__Data shown__:
##############################
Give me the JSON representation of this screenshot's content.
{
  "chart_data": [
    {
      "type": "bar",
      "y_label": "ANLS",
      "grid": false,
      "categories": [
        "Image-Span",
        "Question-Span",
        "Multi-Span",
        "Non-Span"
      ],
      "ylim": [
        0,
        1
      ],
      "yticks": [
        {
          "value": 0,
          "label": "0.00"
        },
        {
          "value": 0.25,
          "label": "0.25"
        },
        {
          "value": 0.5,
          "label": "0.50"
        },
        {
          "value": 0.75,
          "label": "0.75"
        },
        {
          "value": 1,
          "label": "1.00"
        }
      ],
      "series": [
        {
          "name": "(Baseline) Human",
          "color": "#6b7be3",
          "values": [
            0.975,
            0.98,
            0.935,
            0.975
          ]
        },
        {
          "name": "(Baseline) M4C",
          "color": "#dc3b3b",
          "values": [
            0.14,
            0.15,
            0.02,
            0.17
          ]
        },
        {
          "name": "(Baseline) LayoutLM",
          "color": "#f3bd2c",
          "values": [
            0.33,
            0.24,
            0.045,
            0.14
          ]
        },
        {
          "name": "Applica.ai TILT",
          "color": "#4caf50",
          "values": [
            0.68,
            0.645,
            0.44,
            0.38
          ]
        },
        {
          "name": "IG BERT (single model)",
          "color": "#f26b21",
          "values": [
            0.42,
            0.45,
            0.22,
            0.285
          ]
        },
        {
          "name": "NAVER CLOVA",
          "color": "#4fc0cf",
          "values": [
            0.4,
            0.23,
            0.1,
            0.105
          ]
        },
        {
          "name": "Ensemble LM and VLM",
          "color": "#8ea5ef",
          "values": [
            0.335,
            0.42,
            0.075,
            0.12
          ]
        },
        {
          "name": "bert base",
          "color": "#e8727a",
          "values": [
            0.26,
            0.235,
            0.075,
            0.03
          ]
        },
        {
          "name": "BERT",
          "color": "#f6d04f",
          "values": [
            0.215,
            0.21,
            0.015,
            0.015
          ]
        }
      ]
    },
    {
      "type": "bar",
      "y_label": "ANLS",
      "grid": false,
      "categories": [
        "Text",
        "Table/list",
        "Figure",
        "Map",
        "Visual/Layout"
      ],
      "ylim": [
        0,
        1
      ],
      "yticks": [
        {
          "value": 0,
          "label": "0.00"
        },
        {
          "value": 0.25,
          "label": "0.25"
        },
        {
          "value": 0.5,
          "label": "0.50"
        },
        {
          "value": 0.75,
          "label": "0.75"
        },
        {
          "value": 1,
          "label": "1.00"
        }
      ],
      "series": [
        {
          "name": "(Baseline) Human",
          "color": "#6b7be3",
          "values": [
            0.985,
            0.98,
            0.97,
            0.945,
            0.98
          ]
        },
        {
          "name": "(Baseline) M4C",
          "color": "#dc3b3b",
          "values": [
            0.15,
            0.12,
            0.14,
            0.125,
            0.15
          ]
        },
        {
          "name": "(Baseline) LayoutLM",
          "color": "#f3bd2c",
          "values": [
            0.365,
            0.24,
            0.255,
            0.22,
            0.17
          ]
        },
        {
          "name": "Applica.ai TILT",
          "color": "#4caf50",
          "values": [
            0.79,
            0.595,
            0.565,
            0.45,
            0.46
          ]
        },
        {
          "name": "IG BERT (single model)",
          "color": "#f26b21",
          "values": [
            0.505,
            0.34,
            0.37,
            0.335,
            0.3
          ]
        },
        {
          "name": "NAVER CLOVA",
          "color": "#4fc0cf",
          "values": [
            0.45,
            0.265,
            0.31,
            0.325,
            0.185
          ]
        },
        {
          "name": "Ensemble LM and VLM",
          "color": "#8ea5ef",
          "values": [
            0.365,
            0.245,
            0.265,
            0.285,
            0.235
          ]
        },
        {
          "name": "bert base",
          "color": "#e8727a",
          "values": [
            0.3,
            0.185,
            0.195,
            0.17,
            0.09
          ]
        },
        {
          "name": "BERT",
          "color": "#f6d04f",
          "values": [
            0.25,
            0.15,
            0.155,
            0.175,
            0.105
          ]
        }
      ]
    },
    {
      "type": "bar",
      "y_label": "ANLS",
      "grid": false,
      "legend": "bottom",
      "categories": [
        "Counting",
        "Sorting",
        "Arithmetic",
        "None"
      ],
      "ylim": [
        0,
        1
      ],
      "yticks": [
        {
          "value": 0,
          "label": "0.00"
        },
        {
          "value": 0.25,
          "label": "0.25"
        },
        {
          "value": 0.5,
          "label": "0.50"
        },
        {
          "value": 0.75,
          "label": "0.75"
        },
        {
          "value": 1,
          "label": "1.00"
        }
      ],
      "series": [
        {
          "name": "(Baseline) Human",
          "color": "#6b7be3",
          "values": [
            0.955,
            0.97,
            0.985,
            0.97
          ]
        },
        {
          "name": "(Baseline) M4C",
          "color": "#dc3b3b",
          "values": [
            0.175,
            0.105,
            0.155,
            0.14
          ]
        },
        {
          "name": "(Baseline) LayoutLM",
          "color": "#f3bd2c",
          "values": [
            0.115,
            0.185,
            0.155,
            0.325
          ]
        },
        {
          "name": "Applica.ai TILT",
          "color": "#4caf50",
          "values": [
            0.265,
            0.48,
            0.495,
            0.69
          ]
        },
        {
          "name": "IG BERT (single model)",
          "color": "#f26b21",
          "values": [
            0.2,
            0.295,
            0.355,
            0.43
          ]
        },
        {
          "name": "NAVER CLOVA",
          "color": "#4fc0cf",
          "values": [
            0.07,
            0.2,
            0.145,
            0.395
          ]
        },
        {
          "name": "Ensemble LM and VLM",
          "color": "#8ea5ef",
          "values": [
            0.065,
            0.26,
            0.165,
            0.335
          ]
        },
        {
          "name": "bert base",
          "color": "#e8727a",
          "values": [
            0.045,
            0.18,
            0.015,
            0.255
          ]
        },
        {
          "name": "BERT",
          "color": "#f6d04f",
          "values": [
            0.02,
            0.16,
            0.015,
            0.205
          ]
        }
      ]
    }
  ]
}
##############################
__Problem to work on__:
Reproduce the entire listing word for word.

__Result__:
Give me the JSON representation of this screenshot's content.
{
  "chart_data": [
    {
      "type": "bar",
      "y_label": "ANLS",
      "grid": false,
      "categories": [
        "Image-Span",
        "Question-Span",
        "Multi-Span",
        "Non-Span"
      ],
      "ylim": [
        0,
        1
      ],
      "yticks": [
        {
          "value": 0,
          "label": "0.00"
        },
        {
          "value": 0.25,
          "label": "0.25"
        },
        {
          "value": 0.5,
          "label": "0.50"
        },
        {
          "value": 0.75,
          "label": "0.75"
        },
        {
          "value": 1,
          "label": "1.00"
        }
      ],
      "series": [
        {
          "name": "(Baseline) Human",
          "color": "#6b7be3",
          "values": [
            0.975,
            0.98,
            0.935,
            0.975
          ]
        },
        {
          "name": "(Baseline) M4C",
          "color": "#dc3b3b",
          "values": [
            0.14,
            0.15,
            0.02,
            0.17
          ]
        },
        {
          "name": "(Baseline) LayoutLM",
          "color": "#f3bd2c",
          "values": [
            0.33,
            0.24,
            0.045,
            0.14
          ]
        },
        {
          "name": "Applica.ai TILT",
          "color": "#4caf50",
          "values": [
            0.68,
            0.645,
            0.44,
            0.38
          ]
        },
        {
          "name": "IG BERT (single model)",
          "color": "#f26b21",
          "values": [
            0.42,
            0.45,
            0.22,
            0.285
          ]
        },
        {
          "name": "NAVER CLOVA",
          "color": "#4fc0cf",
          "values": [
            0.4,
            0.23,
            0.1,
            0.105
          ]
        },
        {
          "name": "Ensemble LM and VLM",
          "color": "#8ea5ef",
          "values": [
            0.335,
            0.42,
            0.075,
            0.12
          ]
        },
        {
          "name": "bert base",
          "color": "#e8727a",
          "values": [
            0.26,
            0.235,
            0.075,
            0.03
          ]
        },
        {
          "name": "BERT",
          "color": "#f6d04f",
          "values": [
            0.215,
            0.21,
            0.015,
            0.015
          ]
        }
      ]
    },
    {
      "type": "bar",
      "y_label": "ANLS",
      "grid": false,
      "categories": [
        "Text",
        "Table/list",
        "Figure",
        "Map",
        "Visual/Layout"
      ],
      "ylim": [
        0,
        1
      ],
      "yticks": [
        {
          "value": 0,
          "label": "0.00"
        },
        {
          "value": 0.25,
          "label": "0.25"
        },
        {
          "value": 0.5,
          "label": "0.50"
        },
        {
          "value": 0.75,
          "label": "0.75"
        },
        {
          "value": 1,
          "label": "1.00"
        }
      ],
      "series": [
        {
          "name": "(Baseline) Human",
          "color": "#6b7be3",
          "values": [
            0.985,
            0.98,
            0.97,
            0.945,
            0.98
          ]
        },
        {
          "name": "(Baseline) M4C",
          "color": "#dc3b3b",
          "values": [
            0.15,
            0.12,
            0.14,
            0.125,
            0.15
          ]
        },
        {
          "name": "(Baseline) LayoutLM",
          "color": "#f3bd2c",
          "values": [
            0.365,
            0.24,
            0.255,
            0.22,
            0.17
          ]
        },
        {
          "name": "Applica.ai TILT",
          "color": "#4caf50",
          "values": [
            0.79,
            0.595,
            0.565,
            0.45,
            0.46
          ]
        },
        {
          "name": "IG BERT (single model)",
          "color": "#f26b21",
          "values": [
            0.505,
            0.34,
            0.37,
            0.335,
            0.3
          ]
        },
        {
          "name": "NAVER CLOVA",
          "color": "#4fc0cf",
          "values": [
            0.45,
            0.265,
            0.31,
            0.325,
            0.185
          ]
        },
        {
          "name": "Ensemble LM and VLM",
          "color": "#8ea5ef",
          "values": [
            0.365,
            0.245,
            0.265,
            0.285,
            0.235
          ]
        },
        {
          "name": "bert base",
          "color": "#e8727a",
          "values": [
            0.3,
            0.185,
            0.195,
            0.17,
            0.09
          ]
        },
        {
          "name": "BERT",
          "color": "#f6d04f",
          "values": [
            0.25,
            0.15,
            0.155,
            0.175,
            0.105
          ]
        }
      ]
    },
    {
      "type": "bar",
      "y_label": "ANLS",
      "grid": false,
      "legend": "bottom",
      "categories": [
        "Counting",
        "Sorting",
        "Arithmetic",
        "None"
      ],
      "ylim": [
        0,
        1
      ],
      "yticks": [
        {
          "value": 0,
          "label": "0.00"
        },
        {
          "value": 0.25,
          "label": "0.25"
        },
        {
          "value": 0.5,
          "label": "0.50"
        },
        {
          "value": 0.75,
          "label": "0.75"
        },
        {
          "value": 1,
          "label": "1.00"
        }
      ],
      "series": [
        {
          "name": "(Baseline) Human",
          "color": "#6b7be3",
          "values": [
            0.955,
            0.97,
            0.985,
            0.97
          ]
        },
        {
          "name": "(Baseline) M4C",
          "color": "#dc3b3b",
          "values": [
            0.175,
            0.105,
            0.155,
            0.14
          ]
        },
        {
          "name": "(Baseline) LayoutLM",
          "color": "#f3bd2c",
          "values": [
            0.115,
            0.185,
            0.155,
            0.325
          ]
        },
        {
          "name": "Applica.ai TILT",
          "color": "#4caf50",
          "values": [
            0.265,
            0.48,
            0.495,
            0.69
          ]
        },
        {
          "name": "IG BERT (single model)",
          "color": "#f26b21",
          "values": [
            0.2,
            0.295,
            0.355,
            0.43
          ]
        },
        {
          "name": "NAVER CLOVA",
          "color": "#4fc0cf",
          "values": [
            0.07,
            0.2,
            0.145,
            0.395
          ]
        },
        {
          "name": "Ensemble LM and VLM",
          "color": "#8ea5ef",
          "values": [
            0.065,
            0.26,
            0.165,
            0.335
          ]
        },
        {
          "name": "bert base",
          "color": "#e8727a",
          "values": [
            0.045,
            0.18,
            0.015,
            0.255
          ]
        },
        {
          "name": "BERT",
          "color": "#f6d04f",
          "values": [
            0.02,
            0.16,
            0.015,
            0.205
          ]
        }
      ]
    }
  ]
}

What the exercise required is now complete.